-- start Raw data --

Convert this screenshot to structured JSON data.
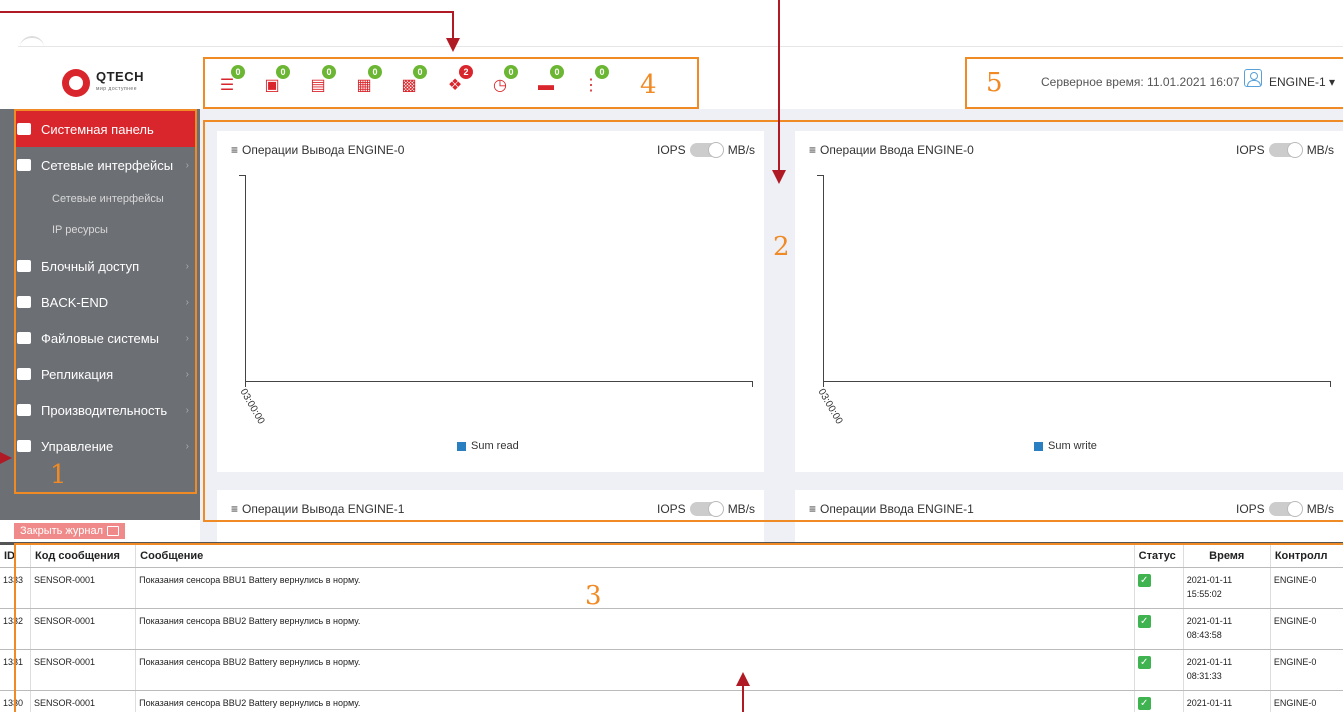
{
  "brand": {
    "name": "QTECH",
    "tagline": "мир доступнее"
  },
  "header": {
    "server_time_label": "Серверное время: 11.01.2021 16:07",
    "user": "ENGINE-1",
    "icons": [
      {
        "name": "storage-pool",
        "badge": "0",
        "status": "ok"
      },
      {
        "name": "disk",
        "badge": "0",
        "status": "ok"
      },
      {
        "name": "server",
        "badge": "0",
        "status": "ok"
      },
      {
        "name": "server-config",
        "badge": "0",
        "status": "ok"
      },
      {
        "name": "enclosure",
        "badge": "0",
        "status": "ok"
      },
      {
        "name": "signal",
        "badge": "2",
        "status": "alert"
      },
      {
        "name": "schedule",
        "badge": "0",
        "status": "ok"
      },
      {
        "name": "memory",
        "badge": "0",
        "status": "ok"
      },
      {
        "name": "replication",
        "badge": "0",
        "status": "ok"
      }
    ]
  },
  "callouts": {
    "c1": "1",
    "c2": "2",
    "c3": "3",
    "c4": "4",
    "c5": "5"
  },
  "sidebar": {
    "items": [
      {
        "label": "Системная панель",
        "active": true
      },
      {
        "label": "Сетевые интерфейсы"
      },
      {
        "label": "Блочный доступ"
      },
      {
        "label": "BACK-END"
      },
      {
        "label": "Файловые системы"
      },
      {
        "label": "Репликация"
      },
      {
        "label": "Производительность"
      },
      {
        "label": "Управление"
      }
    ],
    "subitems": [
      "Сетевые интерфейсы",
      "IP ресурсы"
    ]
  },
  "panels": [
    {
      "title": "Операции Вывода ENGINE-0",
      "toggle_left": "IOPS",
      "toggle_right": "MB/s",
      "legend": "Sum read",
      "x_tick": "03:00:00"
    },
    {
      "title": "Операции Ввода ENGINE-0",
      "toggle_left": "IOPS",
      "toggle_right": "MB/s",
      "legend": "Sum write",
      "x_tick": "03:00:00"
    },
    {
      "title": "Операции Вывода ENGINE-1",
      "toggle_left": "IOPS",
      "toggle_right": "MB/s"
    },
    {
      "title": "Операции Ввода ENGINE-1",
      "toggle_left": "IOPS",
      "toggle_right": "MB/s"
    }
  ],
  "log": {
    "close_label": "Закрыть журнал",
    "columns": [
      "ID",
      "Код сообщения",
      "Сообщение",
      "Статус",
      "Время",
      "Контролл"
    ],
    "rows": [
      {
        "id": "1333",
        "code": "SENSOR-0001",
        "message": "Показания сенсора BBU1 Battery вернулись в норму.",
        "date": "2021-01-11",
        "time": "15:55:02",
        "controller": "ENGINE-0"
      },
      {
        "id": "1332",
        "code": "SENSOR-0001",
        "message": "Показания сенсора BBU2 Battery вернулись в норму.",
        "date": "2021-01-11",
        "time": "08:43:58",
        "controller": "ENGINE-0"
      },
      {
        "id": "1331",
        "code": "SENSOR-0001",
        "message": "Показания сенсора BBU2 Battery вернулись в норму.",
        "date": "2021-01-11",
        "time": "08:31:33",
        "controller": "ENGINE-0"
      },
      {
        "id": "1330",
        "code": "SENSOR-0001",
        "message": "Показания сенсора BBU2 Battery вернулись в норму.",
        "date": "2021-01-11",
        "time": "",
        "controller": "ENGINE-0"
      }
    ]
  },
  "colors": {
    "accent": "#d9262c",
    "callout": "#f08a24",
    "sidebar": "#6c6f74",
    "ok": "#6bb633",
    "arrow": "#b01a24"
  }
}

-- end Raw data --

| Written exercise |
Of the lines in this listing, report how many contain the string "Операции", and give the number only.

| Exercise response |
4